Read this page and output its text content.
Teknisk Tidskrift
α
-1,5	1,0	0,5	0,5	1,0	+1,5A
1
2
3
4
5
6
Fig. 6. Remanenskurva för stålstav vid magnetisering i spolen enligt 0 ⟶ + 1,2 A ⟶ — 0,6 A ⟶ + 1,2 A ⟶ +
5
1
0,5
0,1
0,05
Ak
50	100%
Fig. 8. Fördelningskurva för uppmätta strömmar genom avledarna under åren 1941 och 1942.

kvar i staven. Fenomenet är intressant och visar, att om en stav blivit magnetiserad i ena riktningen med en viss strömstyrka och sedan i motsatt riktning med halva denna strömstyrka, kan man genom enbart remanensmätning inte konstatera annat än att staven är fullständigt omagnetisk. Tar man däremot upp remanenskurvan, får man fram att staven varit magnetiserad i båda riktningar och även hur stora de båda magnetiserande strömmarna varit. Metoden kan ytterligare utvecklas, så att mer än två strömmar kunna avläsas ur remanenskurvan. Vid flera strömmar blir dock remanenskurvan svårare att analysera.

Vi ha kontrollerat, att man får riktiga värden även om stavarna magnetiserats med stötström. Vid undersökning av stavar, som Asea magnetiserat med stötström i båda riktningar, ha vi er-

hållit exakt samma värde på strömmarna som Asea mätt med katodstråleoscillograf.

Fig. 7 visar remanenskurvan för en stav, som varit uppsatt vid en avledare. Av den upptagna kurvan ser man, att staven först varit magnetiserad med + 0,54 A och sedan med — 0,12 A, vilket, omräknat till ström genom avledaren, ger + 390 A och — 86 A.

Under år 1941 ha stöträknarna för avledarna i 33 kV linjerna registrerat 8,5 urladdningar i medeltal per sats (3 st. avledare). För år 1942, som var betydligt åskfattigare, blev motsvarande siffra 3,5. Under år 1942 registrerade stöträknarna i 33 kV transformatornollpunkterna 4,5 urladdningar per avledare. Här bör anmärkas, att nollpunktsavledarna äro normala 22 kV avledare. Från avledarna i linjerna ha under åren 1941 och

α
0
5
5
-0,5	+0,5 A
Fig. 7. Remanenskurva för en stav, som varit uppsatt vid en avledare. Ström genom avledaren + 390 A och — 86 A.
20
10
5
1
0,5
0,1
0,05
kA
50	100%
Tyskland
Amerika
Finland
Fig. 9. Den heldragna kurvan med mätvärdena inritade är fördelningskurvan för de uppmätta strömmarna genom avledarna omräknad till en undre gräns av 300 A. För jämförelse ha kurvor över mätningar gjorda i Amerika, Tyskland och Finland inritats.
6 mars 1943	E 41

* **PROBLEM TO WORK ON**: An identical copy of the preceding records should be returned.

* **EXPECTED ANSWER**:
Read this page and output its text content.
Teknisk Tidskrift
α
-1,5	1,0	0,5	0,5	1,0	+1,5A
1
2
3
4
5
6
Fig. 6. Remanenskurva för stålstav vid magnetisering i spolen enligt 0 ⟶ + 1,2 A ⟶ — 0,6 A ⟶ + 1,2 A ⟶ +
5
1
0,5
0,1
0,05
Ak
50	100%
Fig. 8. Fördelningskurva för uppmätta strömmar genom avledarna under åren 1941 och 1942.

kvar i staven. Fenomenet är intressant och visar, att om en stav blivit magnetiserad i ena riktningen med en viss strömstyrka och sedan i motsatt riktning med halva denna strömstyrka, kan man genom enbart remanensmätning inte konstatera annat än att staven är fullständigt omagnetisk. Tar man däremot upp remanenskurvan, får man fram att staven varit magnetiserad i båda riktningar och även hur stora de båda magnetiserande strömmarna varit. Metoden kan ytterligare utvecklas, så att mer än två strömmar kunna avläsas ur remanenskurvan. Vid flera strömmar blir dock remanenskurvan svårare att analysera.

Vi ha kontrollerat, att man får riktiga värden även om stavarna magnetiserats med stötström. Vid undersökning av stavar, som Asea magnetiserat med stötström i båda riktningar, ha vi er-

hållit exakt samma värde på strömmarna som Asea mätt med katodstråleoscillograf.

Fig. 7 visar remanenskurvan för en stav, som varit uppsatt vid en avledare. Av den upptagna kurvan ser man, att staven först varit magnetiserad med + 0,54 A och sedan med — 0,12 A, vilket, omräknat till ström genom avledaren, ger + 390 A och — 86 A.

Under år 1941 ha stöträknarna för avledarna i 33 kV linjerna registrerat 8,5 urladdningar i medeltal per sats (3 st. avledare). För år 1942, som var betydligt åskfattigare, blev motsvarande siffra 3,5. Under år 1942 registrerade stöträknarna i 33 kV transformatornollpunkterna 4,5 urladdningar per avledare. Här bör anmärkas, att nollpunktsavledarna äro normala 22 kV avledare. Från avledarna i linjerna ha under åren 1941 och

α
0
5
5
-0,5	+0,5 A
Fig. 7. Remanenskurva för en stav, som varit uppsatt vid en avledare. Ström genom avledaren + 390 A och — 86 A.
20
10
5
1
0,5
0,1
0,05
kA
50	100%
Tyskland
Amerika
Finland
Fig. 9. Den heldragna kurvan med mätvärdena inritade är fördelningskurvan för de uppmätta strömmarna genom avledarna omräknad till en undre gräns av 300 A. För jämförelse ha kurvor över mätningar gjorda i Amerika, Tyskland och Finland inritats.
6 mars 1943	E 41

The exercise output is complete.